** The records **
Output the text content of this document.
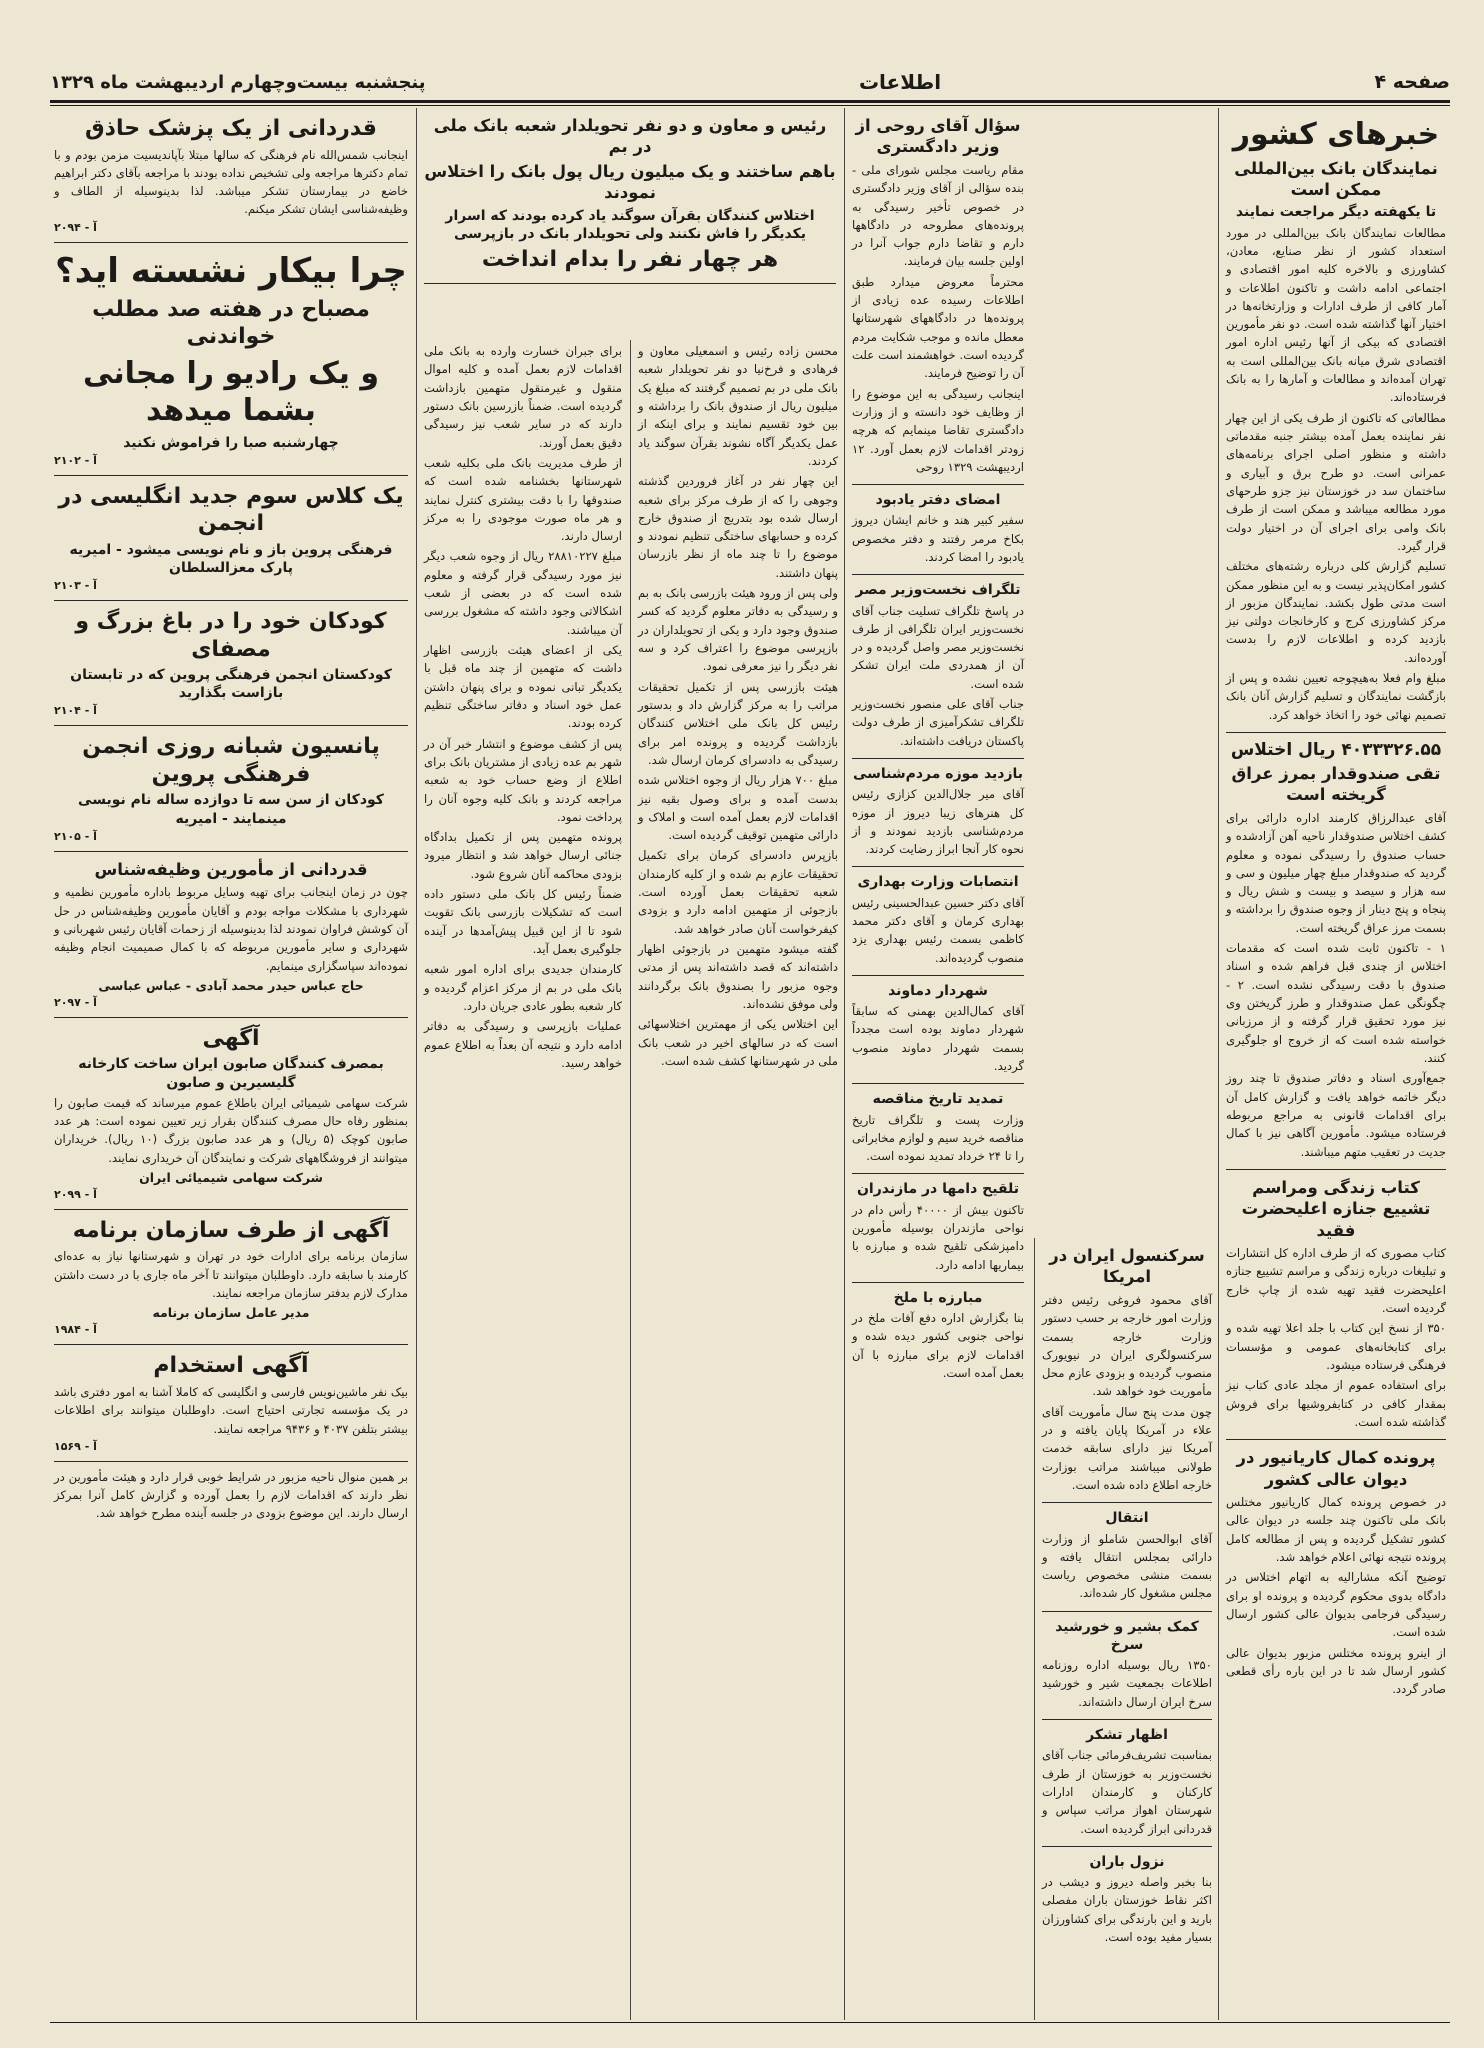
صفحه ۴
اطلاعات
پنجشنبه بیست‌وچهارم اردیبهشت ماه ۱۳۲۹
خبرهای کشور
نمایندگان بانک بین‌المللی ممکن است
تا یکهفته دیگر مراجعت نمایند
مطالعات نمایندگان بانک بین‌المللی در مورد استعداد کشور از نظر صنایع، معادن، کشاورزی و بالاخره کلیه امور اقتصادی و اجتماعی ادامه داشت و تاکنون اطلاعات و آمار کافی از طرف ادارات و وزارتخانه‌ها در اختیار آنها گذاشته شده است. دو نفر مأمورین اقتصادی که بیکی از آنها رئیس اداره امور اقتصادی شرق میانه بانک بین‌المللی است به تهران آمده‌اند و مطالعات و آمارها را به بانک فرستاده‌اند.
مطالعاتی که تاکنون از طرف یکی از این چهار نفر نماینده بعمل آمده بیشتر جنبه مقدماتی داشته و منظور اصلی اجرای برنامه‌های عمرانی است. دو طرح برق و آبیاری و ساختمان سد در خوزستان نیز جزو طرحهای مورد مطالعه میباشد و ممکن است از طرف بانک وامی برای اجرای آن در اختیار دولت قرار گیرد.
تسلیم گزارش کلی درباره رشته‌های مختلف کشور امکان‌پذیر نیست و به این منظور ممکن است مدتی طول بکشد. نمایندگان مزبور از مرکز کشاورزی کرج و کارخانجات دولتی نیز بازدید کرده و اطلاعات لازم را بدست آورده‌اند.
مبلغ وام فعلا به‌هیچوجه تعیین نشده و پس از بازگشت نمایندگان و تسلیم گزارش آنان بانک تصمیم نهائی خود را اتخاذ خواهد کرد.
۴۰۳۳۳۲۶.۵۵ ریال اختلاس
تقی صندوقدار بمرز عراق گریخته است
آقای عبدالرزاق کارمند اداره دارائی برای کشف اختلاس صندوقدار ناحیه آهن آزادشده و حساب صندوق را رسیدگی نموده و معلوم گردید که صندوقدار مبلغ چهار میلیون و سی و سه هزار و سیصد و بیست و شش ریال و پنجاه و پنج دینار از وجوه صندوق را برداشته و بسمت مرز عراق گریخته است.
۱ - تاکنون ثابت شده است که مقدمات اختلاس از چندی قبل فراهم شده و اسناد صندوق با دقت رسیدگی نشده است. ۲ - چگونگی عمل صندوقدار و طرز گریختن وی نیز مورد تحقیق قرار گرفته و از مرزبانی خواسته شده است که از خروج او جلوگیری کنند.
جمع‌آوری اسناد و دفاتر صندوق تا چند روز دیگر خاتمه خواهد یافت و گزارش کامل آن برای اقدامات قانونی به مراجع مربوطه فرستاده میشود. مأمورین آگاهی نیز با کمال جدیت در تعقیب متهم میباشند.
کتاب زندگی ومراسم تشییع جنازه اعلیحضرت فقید
کتاب مصوری که از طرف اداره کل انتشارات و تبلیغات درباره زندگی و مراسم تشییع جنازه اعلیحضرت فقید تهیه شده از چاپ خارج گردیده است.
۳۵۰ از نسخ این کتاب با جلد اعلا تهیه شده و برای کتابخانه‌های عمومی و مؤسسات فرهنگی فرستاده میشود.
برای استفاده عموم از مجلد عادی کتاب نیز بمقدار کافی در کتابفروشیها برای فروش گذاشته شده است.
پرونده کمال کاریانیور در دیوان عالی کشور
در خصوص پرونده کمال کاریانیور مختلس بانک ملی تاکنون چند جلسه در دیوان عالی کشور تشکیل گردیده و پس از مطالعه کامل پرونده نتیجه نهائی اعلام خواهد شد.
توضیح آنکه مشارالیه به اتهام اختلاس در دادگاه بدوی محکوم گردیده و پرونده او برای رسیدگی فرجامی بدیوان عالی کشور ارسال شده است.
از اینرو پرونده مختلس مزبور بدیوان عالی کشور ارسال شد تا در این باره رأی قطعی صادر گردد.
سرکنسول ایران در امریکا
آقای محمود فروغی رئیس دفتر وزارت امور خارجه بر حسب دستور وزارت خارجه بسمت سرکنسولگری ایران در نیویورک منصوب گردیده و بزودی عازم محل مأموریت خود خواهد شد.
چون مدت پنج سال مأموریت آقای علاء در آمریکا پایان یافته و در آمریکا نیز دارای سابقه خدمت طولانی میباشند مراتب بوزارت خارجه اطلاع داده شده است.
انتقال
آقای ابوالحسن شاملو از وزارت دارائی بمجلس انتقال یافته و بسمت منشی مخصوص ریاست مجلس مشغول کار شده‌اند.
کمک بشیر و خورشید سرخ
۱۳۵۰ ریال بوسیله اداره روزنامه اطلاعات بجمعیت شیر و خورشید سرخ ایران ارسال داشته‌اند.
اظهار تشکر
بمناسبت تشریف‌فرمائی جناب آقای نخست‌وزیر به خوزستان از طرف کارکنان و کارمندان ادارات شهرستان اهواز مراتب سپاس و قدردانی ابراز گردیده است.
نزول باران
بنا بخبر واصله دیروز و دیشب در اکثر نقاط خوزستان باران مفصلی بارید و این بارندگی برای کشاورزان بسیار مفید بوده است.
سؤال آقای روحی از وزیر دادگستری
مقام ریاست مجلس شورای ملی - بنده سؤالی از آقای وزیر دادگستری در خصوص تأخیر رسیدگی به پرونده‌های مطروحه در دادگاهها دارم و تقاضا دارم جواب آنرا در اولین جلسه بیان فرمایند.
محترماً معروض میدارد طبق اطلاعات رسیده عده زیادی از پرونده‌ها در دادگاههای شهرستانها معطل مانده و موجب شکایت مردم گردیده است. خواهشمند است علت آن را توضیح فرمایند.
اینجانب رسیدگی به این موضوع را از وظایف خود دانسته و از وزارت دادگستری تقاضا مینمایم که هرچه زودتر اقدامات لازم بعمل آورد. ۱۲ اردیبهشت ۱۳۲۹ روحی
امضای دفتر یادبود
سفیر کبیر هند و خانم ایشان دیروز بکاخ مرمر رفتند و دفتر مخصوص یادبود را امضا کردند.
تلگراف نخست‌وزیر مصر
در پاسخ تلگراف تسلیت جناب آقای نخست‌وزیر ایران تلگرافی از طرف نخست‌وزیر مصر واصل گردیده و در آن از همدردی ملت ایران تشکر شده است.
جناب آقای علی منصور نخست‌وزیر تلگراف تشکرآمیزی از طرف دولت پاکستان دریافت داشته‌اند.
بازدید موزه مردم‌شناسی
آقای میر جلال‌الدین کزازی رئیس کل هنرهای زیبا دیروز از موزه مردم‌شناسی بازدید نمودند و از نحوه کار آنجا ابراز رضایت کردند.
انتصابات وزارت بهداری
آقای دکتر حسین عبدالحسینی رئیس بهداری کرمان و آقای دکتر محمد کاظمی بسمت رئیس بهداری یزد منصوب گردیده‌اند.
شهردار دماوند
آقای کمال‌الدین بهمنی که سابقاً شهردار دماوند بوده است مجدداً بسمت شهردار دماوند منصوب گردید.
تمدید تاریخ مناقصه
وزارت پست و تلگراف تاریخ مناقصه خرید سیم و لوازم مخابراتی را تا ۲۴ خرداد تمدید نموده است.
تلقیح دامها در مازندران
تاکنون بیش از ۴۰۰۰۰ رأس دام در نواحی مازندران بوسیله مأمورین دامپزشکی تلقیح شده و مبارزه با بیماریها ادامه دارد.
مبارزه با ملخ
بنا بگزارش اداره دفع آفات ملخ در نواحی جنوبی کشور دیده شده و اقدامات لازم برای مبارزه با آن بعمل آمده است.
رئیس و معاون و دو نفر تحویلدار شعبه بانک ملی در بم
باهم ساختند و یک میلیون ریال پول بانک را اختلاس نمودند
اختلاس کنندگان بقرآن سوگند یاد کرده بودند که اسرار یکدیگر را فاش نکنند ولی تحویلدار بانک در بازپرسی
هر چهار نفر را بدام انداخت
محسن زاده رئیس و اسمعیلی معاون و فرهادی و فرخ‌نیا دو نفر تحویلدار شعبه بانک ملی در بم تصمیم گرفتند که مبلغ یک میلیون ریال از صندوق بانک را برداشته و بین خود تقسیم نمایند و برای اینکه از عمل یکدیگر آگاه نشوند بقرآن سوگند یاد کردند.
این چهار نفر در آغاز فروردین گذشته وجوهی را که از طرف مرکز برای شعبه ارسال شده بود بتدریج از صندوق خارج کرده و حسابهای ساختگی تنظیم نمودند و موضوع را تا چند ماه از نظر بازرسان پنهان داشتند.
ولی پس از ورود هیئت بازرسی بانک به بم و رسیدگی به دفاتر معلوم گردید که کسر صندوق وجود دارد و یکی از تحویلداران در بازپرسی موضوع را اعتراف کرد و سه نفر دیگر را نیز معرفی نمود.
هیئت بازرسی پس از تکمیل تحقیقات مراتب را به مرکز گزارش داد و بدستور رئیس کل بانک ملی اختلاس کنندگان بازداشت گردیده و پرونده امر برای رسیدگی به دادسرای کرمان ارسال شد.
مبلغ ۷۰۰ هزار ریال از وجوه اختلاس شده بدست آمده و برای وصول بقیه نیز اقدامات لازم بعمل آمده است و املاک و دارائی متهمین توقیف گردیده است.
بازپرس دادسرای کرمان برای تکمیل تحقیقات عازم بم شده و از کلیه کارمندان شعبه تحقیقات بعمل آورده است. بازجوئی از متهمین ادامه دارد و بزودی کیفرخواست آنان صادر خواهد شد.
گفته میشود متهمین در بازجوئی اظهار داشته‌اند که قصد داشته‌اند پس از مدتی وجوه مزبور را بصندوق بانک برگردانند ولی موفق نشده‌اند.
این اختلاس یکی از مهمترین اختلاسهائی است که در سالهای اخیر در شعب بانک ملی در شهرستانها کشف شده است.
برای جبران خسارت وارده به بانک ملی اقدامات لازم بعمل آمده و کلیه اموال منقول و غیرمنقول متهمین بازداشت گردیده است. ضمناً بازرسین بانک دستور دارند که در سایر شعب نیز رسیدگی دقیق بعمل آورند.
از طرف مدیریت بانک ملی بکلیه شعب شهرستانها بخشنامه شده است که صندوقها را با دقت بیشتری کنترل نمایند و هر ماه صورت موجودی را به مرکز ارسال دارند.
مبلغ ۲۸۸۱۰۲۲۷ ریال از وجوه شعب دیگر نیز مورد رسیدگی قرار گرفته و معلوم شده است که در بعضی از شعب اشکالاتی وجود داشته که مشغول بررسی آن میباشند.
یکی از اعضای هیئت بازرسی اظهار داشت که متهمین از چند ماه قبل با یکدیگر تبانی نموده و برای پنهان داشتن عمل خود اسناد و دفاتر ساختگی تنظیم کرده بودند.
پس از کشف موضوع و انتشار خبر آن در شهر بم عده زیادی از مشتریان بانک برای اطلاع از وضع حساب خود به شعبه مراجعه کردند و بانک کلیه وجوه آنان را پرداخت نمود.
پرونده متهمین پس از تکمیل بدادگاه جنائی ارسال خواهد شد و انتظار میرود بزودی محاکمه آنان شروع شود.
ضمناً رئیس کل بانک ملی دستور داده است که تشکیلات بازرسی بانک تقویت شود تا از این قبیل پیش‌آمدها در آینده جلوگیری بعمل آید.
کارمندان جدیدی برای اداره امور شعبه بانک ملی در بم از مرکز اعزام گردیده و کار شعبه بطور عادی جریان دارد.
عملیات بازپرسی و رسیدگی به دفاتر ادامه دارد و نتیجه آن بعداً به اطلاع عموم خواهد رسید.
قدردانی از یک پزشک حاذق
اینجانب شمس‌الله نام فرهنگی که سالها مبتلا بآپاندیسیت مزمن بودم و با تمام دکترها مراجعه ولی تشخیص نداده بودند با مراجعه بآقای دکتر ابراهیم خاضع در بیمارستان تشکر میباشد. لذا بدینوسیله از الطاف و وظیفه‌شناسی ایشان تشکر میکنم.
آ - ۲۰۹۴
چرا بیکار نشسته اید؟
مصباح در هفته صد مطلب خواندنی
و یک رادیو را مجانی بشما میدهد
چهارشنبه صبا را فراموش نکنید
آ - ۲۱۰۲
یک کلاس سوم جدید انگلیسی در انجمن
فرهنگی پروین باز و نام نویسی میشود - امیریه پارک معزالسلطان
آ - ۲۱۰۳
کودکان خود را در باغ بزرگ و مصفای
کودکستان انجمن فرهنگی پروین که در تابستان بازاست بگذارید
آ - ۲۱۰۴
پانسیون شبانه روزی انجمن فرهنگی پروین
کودکان از سن سه تا دوازده ساله نام نویسی مینمایند - امیریه
آ - ۲۱۰۵
قدردانی از مأمورین وظیفه‌شناس
چون در زمان اینجانب برای تهیه وسایل مربوط باداره مأمورین نظمیه و شهرداری با مشکلات مواجه بودم و آقایان مأمورین وظیفه‌شناس در حل آن کوشش فراوان نمودند لذا بدینوسیله از زحمات آقایان رئیس شهربانی و شهرداری و سایر مأمورین مربوطه که با کمال صمیمیت انجام وظیفه نموده‌اند سپاسگزاری مینمایم.
حاج عباس حیدر محمد آبادی - عباس عباسی
آ - ۲۰۹۷
آگهی
بمصرف کنندگان صابون ایران ساخت کارخانه گلیسیرین و صابون
شرکت سهامی شیمیائی ایران باطلاع عموم میرساند که قیمت صابون را بمنظور رفاه حال مصرف کنندگان بقرار زیر تعیین نموده است: هر عدد صابون کوچک (۵ ریال) و هر عدد صابون بزرگ (۱۰ ریال). خریداران میتوانند از فروشگاههای شرکت و نمایندگان آن خریداری نمایند.
شرکت سهامی شیمیائی ایران
آ - ۲۰۹۹
آگهی از طرف سازمان برنامه
سازمان برنامه برای ادارات خود در تهران و شهرستانها نیاز به عده‌ای کارمند با سابقه دارد. داوطلبان میتوانند تا آخر ماه جاری با در دست داشتن مدارک لازم بدفتر سازمان مراجعه نمایند.
مدیر عامل سازمان برنامه
آ - ۱۹۸۴
آگهی استخدام
بیک نفر ماشین‌نویس فارسی و انگلیسی که کاملا آشنا به امور دفتری باشد در یک مؤسسه تجارتی احتیاج است. داوطلبان میتوانند برای اطلاعات بیشتر بتلفن ۴۰۳۷ و ۹۴۳۶ مراجعه نمایند.
آ - ۱۵۶۹
بر همین منوال ناحیه مزبور در شرایط خوبی قرار دارد و هیئت مأمورین در نظر دارند که اقدامات لازم را بعمل آورده و گزارش کامل آنرا بمرکز ارسال دارند. این موضوع بزودی در جلسه آینده مطرح خواهد شد.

** Exercise brief **
Write out every line of the data that holds the word "مختلس".

** Answer to this problem **
در خصوص پرونده کمال کاریانیور مختلس بانک ملی تاکنون چند جلسه در دیوان عالی کشور تشکیل گردیده و پس از مطالعه کامل پرونده نتیجه نهائی اعلام خواهد شد.
از اینرو پرونده مختلس مزبور بدیوان عالی کشور ارسال شد تا در این باره رأی قطعی صادر گردد.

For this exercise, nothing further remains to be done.